------ RECORD EXTRACTS

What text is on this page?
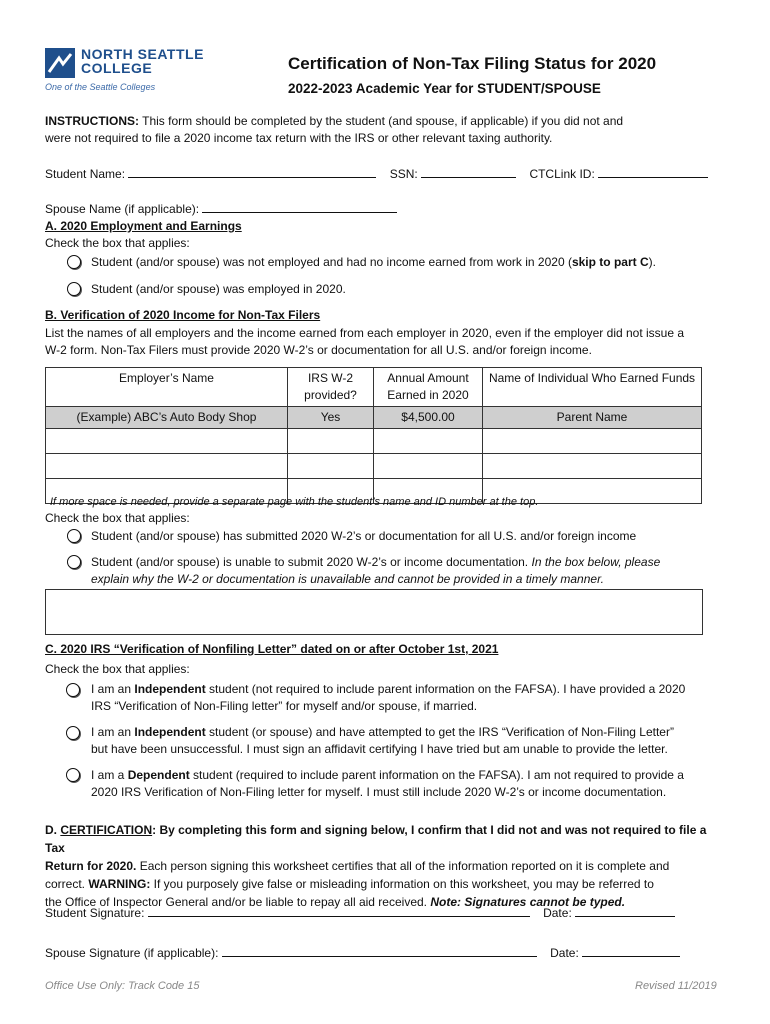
NORTH SEATTLE
COLLEGE
One of the Seattle Colleges
Certification of Non-Tax Filing Status for 2020
2022-2023 Academic Year for STUDENT/SPOUSE
INSTRUCTIONS: This form should be completed by the student (and spouse, if applicable) if you did not and
were not required to file a 2020 income tax return with the IRS or other relevant taxing authority.
Student Name:	SSN:	CTCLink ID:
Spouse Name (if applicable):
A. 2020 Employment and Earnings
Check the box that applies:
Student (and/or spouse) was not employed and had no income earned from work in 2020 (skip to part C).
Student (and/or spouse) was employed in 2020.
B. Verification of 2020 Income for Non-Tax Filers
List the names of all employers and the income earned from each employer in 2020, even if the employer did not issue a
W-2 form. Non-Tax Filers must provide 2020 W-2’s or documentation for all U.S. and/or foreign income.
Employer’s Name	IRS W-2 provided?	Annual Amount Earned in 2020	Name of Individual Who Earned Funds
(Example) ABC’s Auto Body Shop	Yes	$4,500.00	Parent Name

If more space is needed, provide a separate page with the student’s name and ID number at the top.
Check the box that applies:
Student (and/or spouse) has submitted 2020 W-2’s or documentation for all U.S. and/or foreign income
Student (and/or spouse) is unable to submit 2020 W-2’s or income documentation. In the box below, please
explain why the W-2 or documentation is unavailable and cannot be provided in a timely manner.
C. 2020 IRS “Verification of Nonfiling Letter” dated on or after October 1st, 2021
Check the box that applies:
I am an Independent student (not required to include parent information on the FAFSA). I have provided a 2020
IRS “Verification of Non-Filing letter” for myself and/or spouse, if married.
I am an Independent student (or spouse) and have attempted to get the IRS “Verification of Non-Filing Letter”
but have been unsuccessful. I must sign an affidavit certifying I have tried but am unable to provide the letter.
I am a Dependent student (required to include parent information on the FAFSA). I am not required to provide a
2020 IRS Verification of Non-Filing letter for myself. I must still include 2020 W-2’s or income documentation.
D. CERTIFICATION: By completing this form and signing below, I confirm that I did not and was not required to file a Tax
Return for 2020. Each person signing this worksheet certifies that all of the information reported on it is complete and
correct. WARNING: If you purposely give false or misleading information on this worksheet, you may be referred to
the Office of Inspector General and/or be liable to repay all aid received. Note: Signatures cannot be typed.
Student Signature:	Date:
Spouse Signature (if applicable):	Date:
Office Use Only: Track Code 15	Revised 11/2019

------------

WHAT TO DO: Where a line holds "Verification", copy that line.

RESULT FOR THIS EXERCISE:
B. Verification of 2020 Income for Non-Tax Filers
C. 2020 IRS “Verification of Nonfiling Letter” dated on or after October 1st, 2021
IRS “Verification of Non-Filing letter” for myself and/or spouse, if married.
I am an Independent student (or spouse) and have attempted to get the IRS “Verification of Non-Filing Letter”
2020 IRS Verification of Non-Filing letter for myself. I must still include 2020 W-2’s or income documentation.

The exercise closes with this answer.